[Page segmentation data]

════════

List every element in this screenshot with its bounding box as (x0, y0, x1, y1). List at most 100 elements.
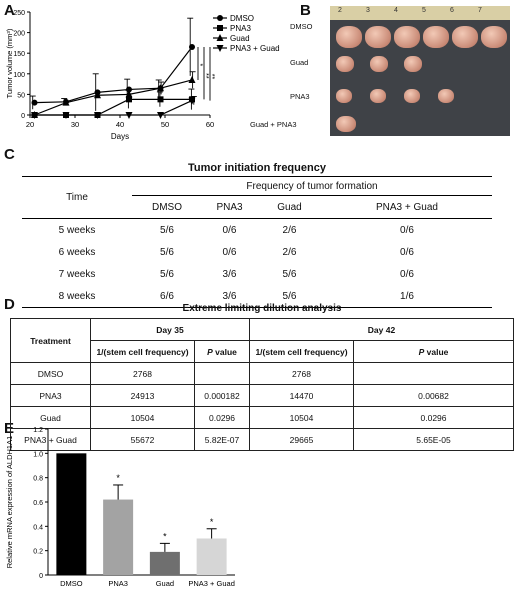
tumor (438, 89, 454, 103)
photo-row-label: Guad (290, 58, 309, 67)
bar (196, 538, 227, 575)
table-cell: 5.65E-05 (353, 428, 514, 451)
x-tick-label: 20 (26, 120, 34, 129)
photo-row-label: DMSO (290, 22, 313, 31)
table-cell: 2768 (90, 362, 195, 385)
table-cell: 5/6 (160, 268, 174, 280)
significance-star: * (116, 473, 120, 483)
x-tick-label: PNA3 + Guad (188, 579, 235, 588)
panel-label-c: C (4, 146, 15, 163)
data-point (62, 98, 70, 106)
tumor (336, 89, 352, 103)
table-cell: 6 weeks (58, 246, 96, 258)
table-cell: 14470 (249, 384, 354, 407)
significance-star: ** (202, 73, 209, 79)
tumor (404, 56, 422, 72)
freq-header-35: 1/(stem cell frequency) (90, 340, 195, 363)
tumor (336, 26, 362, 48)
bar (103, 499, 134, 575)
y-tick-label: 0.4 (33, 524, 43, 531)
data-point (94, 91, 101, 99)
table-cell: 24913 (90, 384, 195, 407)
y-tick-label: 250 (13, 10, 25, 17)
photo-row-label: PNA3 (290, 92, 310, 101)
table-cell: PNA3 (10, 384, 91, 407)
bar (149, 551, 180, 575)
tumor (370, 89, 386, 103)
bar (56, 453, 87, 575)
significance-star: ** (208, 74, 215, 80)
ruler-number: 4 (394, 7, 398, 14)
data-point (125, 90, 133, 98)
table-cell: 5.82E-07 (194, 428, 250, 451)
group-col-header: DMSO (152, 201, 182, 213)
legend-marker (217, 25, 223, 31)
y-tick-label: 0.8 (33, 476, 43, 483)
significance-star: * (163, 531, 167, 541)
x-tick-label: 30 (71, 120, 79, 129)
ruler-number: 7 (478, 7, 482, 14)
significance-star: * (210, 517, 214, 527)
table-row: 5 weeks 5/6 0/6 2/6 0/6 (22, 219, 492, 242)
panel-label-e: E (4, 420, 15, 437)
x-tick-label: 40 (116, 120, 124, 129)
x-tick-label: PNA3 (108, 579, 128, 588)
pvalue-header-42: P value (353, 340, 514, 363)
table-row: 7 weeks 5/6 3/6 5/6 0/6 (22, 263, 492, 285)
table-cell: 0/6 (222, 246, 237, 258)
table-cell: 0/6 (400, 246, 414, 258)
table-cell: 5/6 (160, 224, 174, 236)
panel-label-a: A (4, 2, 15, 19)
data-point (157, 112, 164, 119)
pvalue-header-35: P value (194, 340, 250, 363)
table-row: PNA3 + Guad 55672 5.82E-07 29665 5.65E-05 (10, 428, 514, 451)
table-cell: 29665 (249, 428, 354, 451)
series-line (34, 46, 193, 104)
table-row: Guad 10504 0.0296 10504 0.0296 (10, 406, 514, 429)
y-tick-label: 1.2 (33, 427, 43, 434)
data-point (126, 96, 132, 103)
table-cell: 0.0296 (353, 406, 514, 429)
table-cell: 0/6 (400, 268, 414, 280)
table-cell: 7 weeks (58, 268, 96, 280)
data-point (189, 44, 195, 51)
legend-label: PNA3 + Guad (230, 44, 280, 53)
table-cell: 6/6 (132, 285, 202, 308)
tumor (423, 26, 449, 48)
y-tick-label: 0.6 (33, 500, 43, 507)
y-tick-label: 50 (17, 92, 25, 99)
table-cell: 0.000182 (194, 384, 250, 407)
photo-row-label: Guad + PNA3 (250, 120, 297, 129)
freq-header-42: 1/(stem cell frequency) (249, 340, 354, 363)
series-line (34, 100, 193, 116)
panel-label-d: D (4, 296, 15, 313)
y-tick-label: 0.2 (33, 549, 43, 556)
tumor (452, 26, 478, 48)
group-col-header: Guad (277, 201, 302, 213)
significance-star: * (196, 64, 203, 67)
tumor-initiation-table: Tumor initiation frequency Time Frequenc… (22, 162, 492, 308)
table-cell: 5/6 (160, 246, 174, 258)
ruler-number: 5 (422, 7, 426, 14)
series-line (34, 79, 193, 116)
y-tick-label: 0 (21, 113, 25, 120)
table-row: 6 weeks 5/6 0/6 2/6 0/6 (22, 241, 492, 263)
x-tick-label: 60 (206, 120, 214, 129)
table-cell: 3/6 (222, 268, 237, 280)
y-tick-label: 150 (13, 51, 25, 58)
legend-marker (216, 34, 224, 41)
day35-header: Day 35 (90, 318, 250, 341)
y-tick-label: 200 (13, 31, 25, 38)
data-point (157, 84, 164, 92)
p-value-word: value (424, 346, 449, 357)
table-cell: 3/6 (202, 285, 257, 308)
table-cell: 0/6 (400, 224, 414, 236)
group-col-header: PNA3 + Guad (376, 201, 438, 213)
legend-label: Guad (230, 34, 250, 43)
data-point (125, 112, 133, 119)
table-cell (353, 362, 514, 385)
table-cell: 2768 (249, 362, 354, 385)
x-tick-label: DMSO (60, 579, 83, 588)
table-cell: DMSO (10, 362, 91, 385)
table-cell: 2/6 (282, 224, 297, 236)
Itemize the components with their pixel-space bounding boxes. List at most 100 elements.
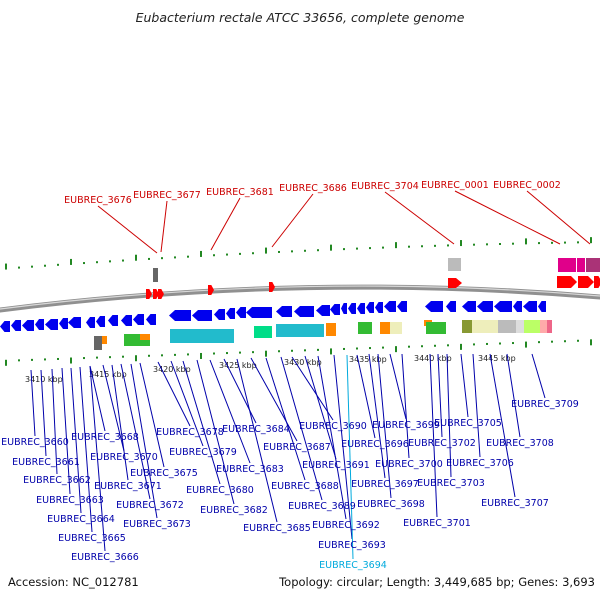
gene-label-eubrec-3688[interactable]: EUBREC_3688 xyxy=(271,481,339,492)
gene-label-eubrec-3686[interactable]: EUBREC_3686 xyxy=(279,183,347,194)
gene-label-eubrec-3676[interactable]: EUBREC_3676 xyxy=(64,195,132,206)
gene-label-eubrec-3705[interactable]: EUBREC_3705 xyxy=(434,418,502,429)
gene-label-eubrec-3679[interactable]: EUBREC_3679 xyxy=(169,447,237,458)
leader-eubrec-3697 xyxy=(368,353,386,479)
forward-gene-arrow xyxy=(578,276,594,288)
forward-gene-arrow xyxy=(158,289,164,299)
gene-label-eubrec-3699[interactable]: EUBREC_3699 xyxy=(372,420,440,431)
gene-label-eubrec-3689[interactable]: EUBREC_3689 xyxy=(288,501,356,512)
gene-label-eubrec-3678[interactable]: EUBREC_3678 xyxy=(156,427,224,438)
gene-label-eubrec-3677[interactable]: EUBREC_3677 xyxy=(133,190,201,201)
leader-eubrec-3696 xyxy=(356,354,376,439)
gene-label-eubrec-3694[interactable]: EUBREC_3694 xyxy=(319,560,387,571)
gene-features xyxy=(0,258,600,350)
gene-label-eubrec-0002[interactable]: EUBREC_0002 xyxy=(493,180,561,191)
leader-eubrec-0002 xyxy=(526,190,591,245)
reverse-gene-arrow xyxy=(513,301,522,312)
genome-backbone-highlight xyxy=(0,285,600,310)
gene-label-eubrec-3662[interactable]: EUBREC_3662 xyxy=(23,475,91,486)
gene-label-eubrec-3661[interactable]: EUBREC_3661 xyxy=(12,457,80,468)
annotation-box xyxy=(540,320,548,333)
annotation-box xyxy=(448,258,461,271)
leader-eubrec-3682 xyxy=(196,359,235,505)
gene-label-eubrec-3663[interactable]: EUBREC_3663 xyxy=(36,495,104,506)
gene-label-eubrec-3682[interactable]: EUBREC_3682 xyxy=(200,505,268,516)
gene-label-eubrec-3704[interactable]: EUBREC_3704 xyxy=(351,181,419,192)
reverse-gene-arrow xyxy=(35,319,44,330)
leader-eubrec-3685 xyxy=(236,358,278,523)
reverse-gene-arrow xyxy=(0,321,10,332)
gene-label-eubrec-3680[interactable]: EUBREC_3680 xyxy=(186,485,254,496)
tick-marks xyxy=(5,237,592,366)
gene-label-eubrec-3698[interactable]: EUBREC_3698 xyxy=(357,499,425,510)
kbp-label: 3415 kbp xyxy=(89,370,127,379)
leader-eubrec-3680 xyxy=(182,360,221,485)
leader-eubrec-3678 xyxy=(157,361,191,427)
reverse-gene-arrow xyxy=(330,304,340,315)
annotation-box xyxy=(380,322,390,334)
kbp-scale: 3410 kbp 3415 kbp 3420 kbp 3425 kbp 3430 kbp… xyxy=(25,354,516,384)
reverse-gene-arrow xyxy=(462,301,476,312)
gene-label-eubrec-3691[interactable]: EUBREC_3691 xyxy=(302,460,370,471)
gene-label-eubrec-3675[interactable]: EUBREC_3675 xyxy=(130,468,198,479)
gene-label-eubrec-3664[interactable]: EUBREC_3664 xyxy=(47,514,115,525)
annotation-box xyxy=(358,322,372,334)
leader-eubrec-3684 xyxy=(223,358,257,424)
leader-eubrec-3662 xyxy=(51,368,58,475)
kbp-label: 3435 kbp xyxy=(349,355,387,364)
gene-label-eubrec-3693[interactable]: EUBREC_3693 xyxy=(318,540,386,551)
reverse-gene-arrow xyxy=(523,301,537,312)
gene-label-eubrec-3673[interactable]: EUBREC_3673 xyxy=(123,519,191,530)
gene-label-eubrec-3660[interactable]: EUBREC_3660 xyxy=(1,437,69,448)
leader-eubrec-3679 xyxy=(170,360,204,447)
gene-label-eubrec-3671[interactable]: EUBREC_3671 xyxy=(94,481,162,492)
label-leaders xyxy=(30,190,591,560)
leader-eubrec-3666 xyxy=(89,365,106,552)
reverse-gene-arrow xyxy=(276,306,292,317)
reverse-gene-arrow xyxy=(108,315,118,326)
leader-eubrec-0001 xyxy=(454,190,561,245)
annotation-box xyxy=(102,336,107,344)
gene-label-eubrec-3709[interactable]: EUBREC_3709 xyxy=(511,399,579,410)
leader-eubrec-3672 xyxy=(120,363,151,500)
gene-label-eubrec-3703[interactable]: EUBREC_3703 xyxy=(417,478,485,489)
gene-label-eubrec-3700[interactable]: EUBREC_3700 xyxy=(375,459,443,470)
gene-label-eubrec-3706[interactable]: EUBREC_3706 xyxy=(446,458,514,469)
gene-label-eubrec-3690[interactable]: EUBREC_3690 xyxy=(299,421,367,432)
gene-label-eubrec-3687[interactable]: EUBREC_3687 xyxy=(263,442,331,453)
gene-label-eubrec-3672[interactable]: EUBREC_3672 xyxy=(116,500,184,511)
gene-label-eubrec-3683[interactable]: EUBREC_3683 xyxy=(216,464,284,475)
gene-label-eubrec-3707[interactable]: EUBREC_3707 xyxy=(481,498,549,509)
leader-eubrec-3693 xyxy=(333,354,353,540)
reverse-gene-arrow xyxy=(425,301,443,312)
gene-label-eubrec-3692[interactable]: EUBREC_3692 xyxy=(312,520,380,531)
gene-labels: EUBREC_3676 EUBREC_3677 EUBREC_3681 EUBREC_… xyxy=(1,180,579,571)
reverse-gene-arrow xyxy=(133,314,144,325)
reverse-gene-arrow xyxy=(236,307,246,318)
gene-label-eubrec-3697[interactable]: EUBREC_3697 xyxy=(351,479,419,490)
gene-label-eubrec-3666[interactable]: EUBREC_3666 xyxy=(71,552,139,563)
gene-label-eubrec-3701[interactable]: EUBREC_3701 xyxy=(403,518,471,529)
accession-text: Accession: NC_012781 xyxy=(8,575,139,589)
gene-label-eubrec-3684[interactable]: EUBREC_3684 xyxy=(222,424,290,435)
gene-label-eubrec-3708[interactable]: EUBREC_3708 xyxy=(486,438,554,449)
gene-label-eubrec-3702[interactable]: EUBREC_3702 xyxy=(408,438,476,449)
gene-label-eubrec-3681[interactable]: EUBREC_3681 xyxy=(206,187,274,198)
gene-label-eubrec-3670[interactable]: EUBREC_3670 xyxy=(90,452,158,463)
gene-label-eubrec-3685[interactable]: EUBREC_3685 xyxy=(243,523,311,534)
gene-label-eubrec-0001[interactable]: EUBREC_0001 xyxy=(421,180,489,191)
reverse-gene-arrow xyxy=(397,301,407,312)
reverse-gene-arrow xyxy=(96,316,105,327)
gene-label-eubrec-3696[interactable]: EUBREC_3696 xyxy=(341,439,409,450)
leader-eubrec-3671 xyxy=(111,364,129,481)
gene-label-eubrec-3665[interactable]: EUBREC_3665 xyxy=(58,533,126,544)
annotation-box xyxy=(326,323,336,336)
leader-eubrec-3663 xyxy=(61,367,71,495)
reverse-gene-arrow xyxy=(348,303,356,314)
kbp-label: 3420 kbp xyxy=(153,365,191,374)
gene-label-eubrec-3668[interactable]: EUBREC_3668 xyxy=(71,432,139,443)
leader-eubrec-3700 xyxy=(401,353,410,459)
reverse-gene-arrow xyxy=(294,306,314,317)
leader-eubrec-3677 xyxy=(160,200,168,253)
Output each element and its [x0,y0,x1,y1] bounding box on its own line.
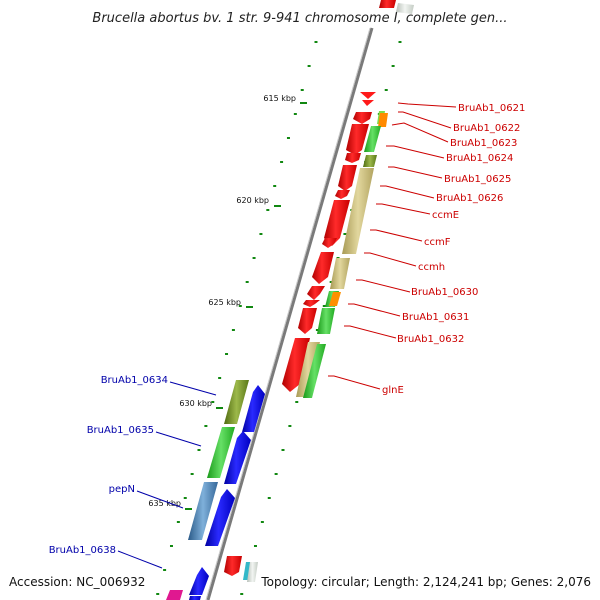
tick-label-635: 635 kbp [148,499,181,508]
gene-arrow-ccmh[interactable] [312,252,334,284]
tick-label-625: 625 kbp [208,298,241,307]
chromosome-backbone [205,27,374,600]
gene-arrow-bruab1-0638[interactable] [189,567,209,595]
gene-feature[interactable] [317,308,335,334]
gene-feature[interactable] [330,258,350,289]
gene-feature[interactable] [364,126,381,152]
gene-feature[interactable] [303,344,326,398]
label-bruab1-0634[interactable]: BruAb1_0634 [101,375,168,386]
label-bruab1-0638[interactable]: BruAb1_0638 [49,545,116,556]
forward-leader-lines [328,102,457,390]
label-bruab1-0624[interactable]: BruAb1_0624 [446,153,513,164]
scale-ticks: 615 kbp 620 kbp 625 kbp 630 kbp 635 kbp [148,94,307,510]
gene-arrow-bruab1-0631[interactable] [298,308,317,334]
tick-label-620: 620 kbp [236,196,269,205]
gene-feature[interactable] [378,113,388,127]
label-bruab1-0635[interactable]: BruAb1_0635 [87,425,154,436]
gene-arrow-glne[interactable] [282,338,310,392]
gene-feature-pepn[interactable] [188,482,218,540]
gene-arrow-bruab1-0624[interactable] [346,124,369,155]
label-bruab1-0630[interactable]: BruAb1_0630 [411,287,478,298]
label-bruab1-0623[interactable]: BruAb1_0623 [450,138,517,149]
forward-labels: BruAb1_0621 BruAb1_0622 BruAb1_0623 BruA… [382,103,525,396]
tick-label-630: 630 kbp [179,399,212,408]
accession-text: Accession: NC_006932 [9,575,145,589]
gene-arrow[interactable] [224,556,242,576]
gene-arrow-bruab1-0623[interactable] [353,112,372,124]
gene-arrow-bruab1-0626[interactable] [338,165,357,191]
forward-genes [224,0,414,582]
gene-feature-bruab1-0634[interactable] [224,380,249,424]
gene-arrow-bruab1-0634[interactable] [242,385,265,432]
topology-text: Topology: circular; Length: 2,124,241 bp… [260,575,591,589]
reverse-labels: BruAb1_0634 BruAb1_0635 pepN BruAb1_0638 [49,375,168,556]
tick-label-615: 615 kbp [263,94,296,103]
gene-feature[interactable] [166,590,183,600]
gene-arrow-bruab1-0622[interactable] [362,100,374,106]
label-bruab1-0621[interactable]: BruAb1_0621 [458,103,525,114]
gene-feature[interactable] [247,562,258,582]
gene-arrow[interactable] [396,3,414,14]
gene-feature[interactable] [342,168,374,254]
label-bruab1-0622[interactable]: BruAb1_0622 [453,123,520,134]
gene-arrow-bruab1-0621[interactable] [360,92,376,99]
label-ccmh[interactable]: ccmh [418,262,445,273]
gene-arrow-bruab1-0635[interactable] [224,431,251,484]
label-glne[interactable]: glnE [382,385,404,396]
label-bruab1-0626[interactable]: BruAb1_0626 [436,193,503,204]
gene-arrow[interactable] [303,300,320,307]
gene-arrow-bruab1-0630[interactable] [307,286,325,300]
gene-arrow[interactable] [335,190,350,199]
gene-feature[interactable] [363,155,377,167]
map-title: Brucella abortus bv. 1 str. 9-941 chromo… [92,11,507,26]
gene-arrow-pepn[interactable] [205,489,235,546]
label-bruab1-0632[interactable]: BruAb1_0632 [397,334,464,345]
gene-feature-bruab1-0635[interactable] [207,427,235,478]
gene-arrow[interactable] [322,238,337,248]
gene-feature[interactable] [329,292,341,306]
reverse-genes [166,380,265,600]
label-bruab1-0631[interactable]: BruAb1_0631 [402,312,469,323]
label-ccmf[interactable]: ccmF [424,237,451,248]
gene-arrow-bruab1-0625[interactable] [345,153,361,163]
reverse-leader-lines [117,381,217,569]
label-pepn[interactable]: pepN [109,484,135,495]
gene-arrow-ccme[interactable] [324,200,350,246]
gene-arrow[interactable] [189,596,201,600]
gene-arrow[interactable] [379,0,396,8]
label-bruab1-0625[interactable]: BruAb1_0625 [444,174,511,185]
label-ccme[interactable]: ccmE [432,210,459,221]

════════

* **Action item**: Show the lines of the records that include the string "List".

* **Output below**:
List every element in this screenshot with its bounding box as (x0, y0, x1, y1). List at most 100 elements.
Itemize the components with their pixel-space bounding boxes. List at most 100 elements.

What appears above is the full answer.